• _Your objective_
Reproduce the lines from the line with "l1-bildlage: Bildlage bbox=[254, 381, 307, 398]" to the line with "weitere-zurueck: Zurück bbox=[466, 1161, 512, 1178]" word for word, both lines included.

— BEGIN —

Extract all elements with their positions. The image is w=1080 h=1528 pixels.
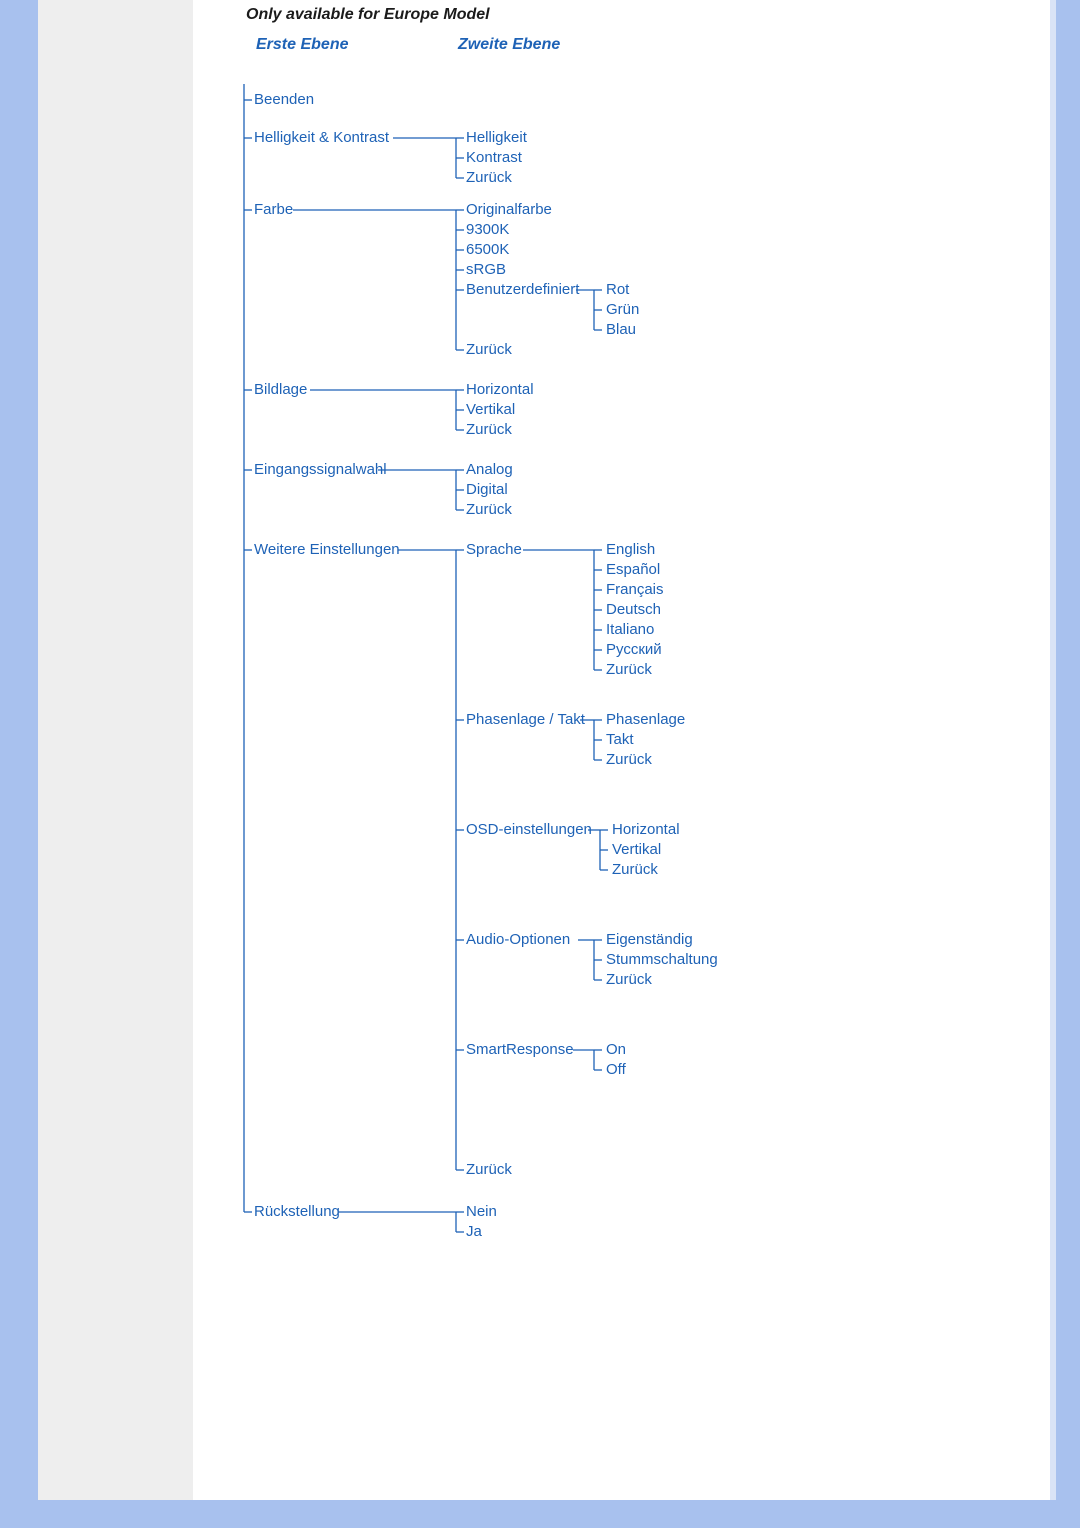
l1-bildlage: Bildlage bbox=[254, 381, 307, 398]
rueck-ja: Ja bbox=[466, 1223, 483, 1240]
l1-weitere: Weitere Einstellungen bbox=[254, 541, 400, 558]
osd-h: Horizontal bbox=[612, 821, 680, 838]
l1-beenden: Beenden bbox=[254, 91, 314, 108]
weitere-smart: SmartResponse bbox=[466, 1041, 574, 1058]
pt-phase: Phasenlage bbox=[606, 711, 685, 728]
eingang-digital: Digital bbox=[466, 481, 508, 498]
lang-en: English bbox=[606, 541, 655, 558]
pt-takt: Takt bbox=[606, 731, 634, 748]
osd-v: Vertikal bbox=[612, 841, 661, 858]
lang-zurueck: Zurück bbox=[606, 661, 652, 678]
weitere-osd: OSD-einstellungen bbox=[466, 821, 592, 838]
smart-on: On bbox=[606, 1041, 626, 1058]
l1-rueck: Rückstellung bbox=[254, 1203, 340, 1220]
lang-fr: Français bbox=[606, 581, 664, 598]
eingang-zurueck: Zurück bbox=[466, 501, 512, 518]
weitere-zurueck: Zurück bbox=[466, 1161, 512, 1178]
bildlage-horizontal: Horizontal bbox=[466, 381, 534, 398]
farbe-original: Originalfarbe bbox=[466, 201, 552, 218]
pt-zurueck: Zurück bbox=[606, 751, 652, 768]
hk-kontrast: Kontrast bbox=[466, 149, 523, 166]
farbe-srgb: sRGB bbox=[466, 261, 506, 278]
l1-farbe: Farbe bbox=[254, 201, 293, 218]
lang-it: Italiano bbox=[606, 621, 654, 638]
osd-z: Zurück bbox=[612, 861, 658, 878]
farbe-rot: Rot bbox=[606, 281, 630, 298]
hk-zurueck: Zurück bbox=[466, 169, 512, 186]
farbe-gruen: Grün bbox=[606, 301, 639, 318]
bildlage-zurueck: Zurück bbox=[466, 421, 512, 438]
weitere-phasetakt: Phasenlage / Takt bbox=[466, 711, 586, 728]
document-page: Only available for Europe Model Erste Eb… bbox=[38, 0, 1056, 1500]
audio-z: Zurück bbox=[606, 971, 652, 988]
column-header-second: Zweite Ebene bbox=[458, 36, 560, 54]
farbe-6500: 6500K bbox=[466, 241, 509, 258]
lang-ru: Русский bbox=[606, 641, 662, 658]
column-header-first: Erste Ebene bbox=[256, 36, 348, 54]
farbe-benutzer: Benutzerdefiniert bbox=[466, 281, 580, 298]
bildlage-vertikal: Vertikal bbox=[466, 401, 515, 418]
audio-eigen: Eigenständig bbox=[606, 931, 693, 948]
lang-de: Deutsch bbox=[606, 601, 661, 618]
osd-tree-diagram: Beenden Helligkeit & Kontrast Helligkeit… bbox=[238, 70, 878, 1290]
weitere-audio: Audio-Optionen bbox=[466, 931, 570, 948]
hk-helligkeit: Helligkeit bbox=[466, 129, 528, 146]
left-gutter bbox=[38, 0, 193, 1500]
eingang-analog: Analog bbox=[466, 461, 513, 478]
smart-off: Off bbox=[606, 1061, 627, 1078]
page-title: Only available for Europe Model bbox=[246, 6, 490, 24]
weitere-sprache: Sprache bbox=[466, 541, 522, 558]
lang-es: Español bbox=[606, 561, 660, 578]
farbe-9300: 9300K bbox=[466, 221, 509, 238]
l1-helligkeit-kontrast: Helligkeit & Kontrast bbox=[254, 129, 390, 146]
farbe-zurueck: Zurück bbox=[466, 341, 512, 358]
audio-stumm: Stummschaltung bbox=[606, 951, 718, 968]
rueck-nein: Nein bbox=[466, 1203, 497, 1220]
l1-eingang: Eingangssignalwahl bbox=[254, 461, 387, 478]
farbe-blau: Blau bbox=[606, 321, 636, 338]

— END —

• _Solution to this exercise_
l1-bildlage: Bildlage bbox=[254, 381, 307, 398]
rueck-ja: Ja bbox=[466, 1223, 483, 1240]
l1-weitere: Weitere Einstellungen bbox=[254, 541, 400, 558]
osd-h: Horizontal bbox=[612, 821, 680, 838]
l1-beenden: Beenden bbox=[254, 91, 314, 108]
weitere-smart: SmartResponse bbox=[466, 1041, 574, 1058]
pt-phase: Phasenlage bbox=[606, 711, 685, 728]
eingang-digital: Digital bbox=[466, 481, 508, 498]
lang-en: English bbox=[606, 541, 655, 558]
pt-takt: Takt bbox=[606, 731, 634, 748]
osd-v: Vertikal bbox=[612, 841, 661, 858]
lang-zurueck: Zurück bbox=[606, 661, 652, 678]
weitere-osd: OSD-einstellungen bbox=[466, 821, 592, 838]
smart-on: On bbox=[606, 1041, 626, 1058]
l1-rueck: Rückstellung bbox=[254, 1203, 340, 1220]
lang-fr: Français bbox=[606, 581, 664, 598]
eingang-zurueck: Zurück bbox=[466, 501, 512, 518]
weitere-zurueck: Zurück bbox=[466, 1161, 512, 1178]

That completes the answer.